-- Record extracts --
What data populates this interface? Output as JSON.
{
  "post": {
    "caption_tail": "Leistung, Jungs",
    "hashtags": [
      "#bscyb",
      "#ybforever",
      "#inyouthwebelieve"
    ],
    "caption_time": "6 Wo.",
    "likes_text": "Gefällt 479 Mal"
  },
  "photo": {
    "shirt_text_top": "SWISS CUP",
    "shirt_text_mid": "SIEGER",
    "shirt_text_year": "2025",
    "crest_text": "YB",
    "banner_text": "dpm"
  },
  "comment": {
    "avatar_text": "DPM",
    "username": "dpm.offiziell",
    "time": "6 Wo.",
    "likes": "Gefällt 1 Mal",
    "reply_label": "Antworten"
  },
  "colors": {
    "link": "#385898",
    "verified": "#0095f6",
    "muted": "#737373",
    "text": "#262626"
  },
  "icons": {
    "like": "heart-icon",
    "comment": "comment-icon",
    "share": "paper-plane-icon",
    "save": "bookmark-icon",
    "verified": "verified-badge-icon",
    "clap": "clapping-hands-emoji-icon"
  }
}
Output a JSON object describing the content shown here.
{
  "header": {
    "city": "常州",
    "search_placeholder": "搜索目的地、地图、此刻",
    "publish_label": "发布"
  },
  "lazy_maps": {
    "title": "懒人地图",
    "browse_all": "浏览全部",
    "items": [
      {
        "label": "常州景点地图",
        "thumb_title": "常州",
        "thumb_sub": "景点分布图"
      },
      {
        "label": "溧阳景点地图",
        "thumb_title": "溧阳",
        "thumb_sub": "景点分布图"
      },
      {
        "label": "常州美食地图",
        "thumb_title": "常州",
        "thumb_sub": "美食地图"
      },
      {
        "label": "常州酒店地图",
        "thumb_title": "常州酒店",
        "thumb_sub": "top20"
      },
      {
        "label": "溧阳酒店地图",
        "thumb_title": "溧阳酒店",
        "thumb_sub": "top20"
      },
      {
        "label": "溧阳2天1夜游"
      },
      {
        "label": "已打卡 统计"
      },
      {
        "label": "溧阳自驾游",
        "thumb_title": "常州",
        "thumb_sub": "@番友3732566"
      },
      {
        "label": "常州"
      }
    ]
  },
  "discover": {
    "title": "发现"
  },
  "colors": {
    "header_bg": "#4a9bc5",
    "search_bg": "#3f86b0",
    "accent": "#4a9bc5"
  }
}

-- Task prompt --
Copy every line verbatim.

-- Reply to the task --
What data populates this interface? Output as JSON.
{
  "post": {
    "caption_tail": "Leistung, Jungs",
    "hashtags": [
      "#bscyb",
      "#ybforever",
      "#inyouthwebelieve"
    ],
    "caption_time": "6 Wo.",
    "likes_text": "Gefällt 479 Mal"
  },
  "photo": {
    "shirt_text_top": "SWISS CUP",
    "shirt_text_mid": "SIEGER",
    "shirt_text_year": "2025",
    "crest_text": "YB",
    "banner_text": "dpm"
  },
  "comment": {
    "avatar_text": "DPM",
    "username": "dpm.offiziell",
    "time": "6 Wo.",
    "likes": "Gefällt 1 Mal",
    "reply_label": "Antworten"
  },
  "colors": {
    "link": "#385898",
    "verified": "#0095f6",
    "muted": "#737373",
    "text": "#262626"
  },
  "icons": {
    "like": "heart-icon",
    "comment": "comment-icon",
    "share": "paper-plane-icon",
    "save": "bookmark-icon",
    "verified": "verified-badge-icon",
    "clap": "clapping-hands-emoji-icon"
  }
}
Output a JSON object describing the content shown here.
{
  "header": {
    "city": "常州",
    "search_placeholder": "搜索目的地、地图、此刻",
    "publish_label": "发布"
  },
  "lazy_maps": {
    "title": "懒人地图",
    "browse_all": "浏览全部",
    "items": [
      {
        "label": "常州景点地图",
        "thumb_title": "常州",
        "thumb_sub": "景点分布图"
      },
      {
        "label": "溧阳景点地图",
        "thumb_title": "溧阳",
        "thumb_sub": "景点分布图"
      },
      {
        "label": "常州美食地图",
        "thumb_title": "常州",
        "thumb_sub": "美食地图"
      },
      {
        "label": "常州酒店地图",
        "thumb_title": "常州酒店",
        "thumb_sub": "top20"
      },
      {
        "label": "溧阳酒店地图",
        "thumb_title": "溧阳酒店",
        "thumb_sub": "top20"
      },
      {
        "label": "溧阳2天1夜游"
      },
      {
        "label": "已打卡 统计"
      },
      {
        "label": "溧阳自驾游",
        "thumb_title": "常州",
        "thumb_sub": "@番友3732566"
      },
      {
        "label": "常州"
      }
    ]
  },
  "discover": {
    "title": "发现"
  },
  "colors": {
    "header_bg": "#4a9bc5",
    "search_bg": "#3f86b0",
    "accent": "#4a9bc5"
  }
}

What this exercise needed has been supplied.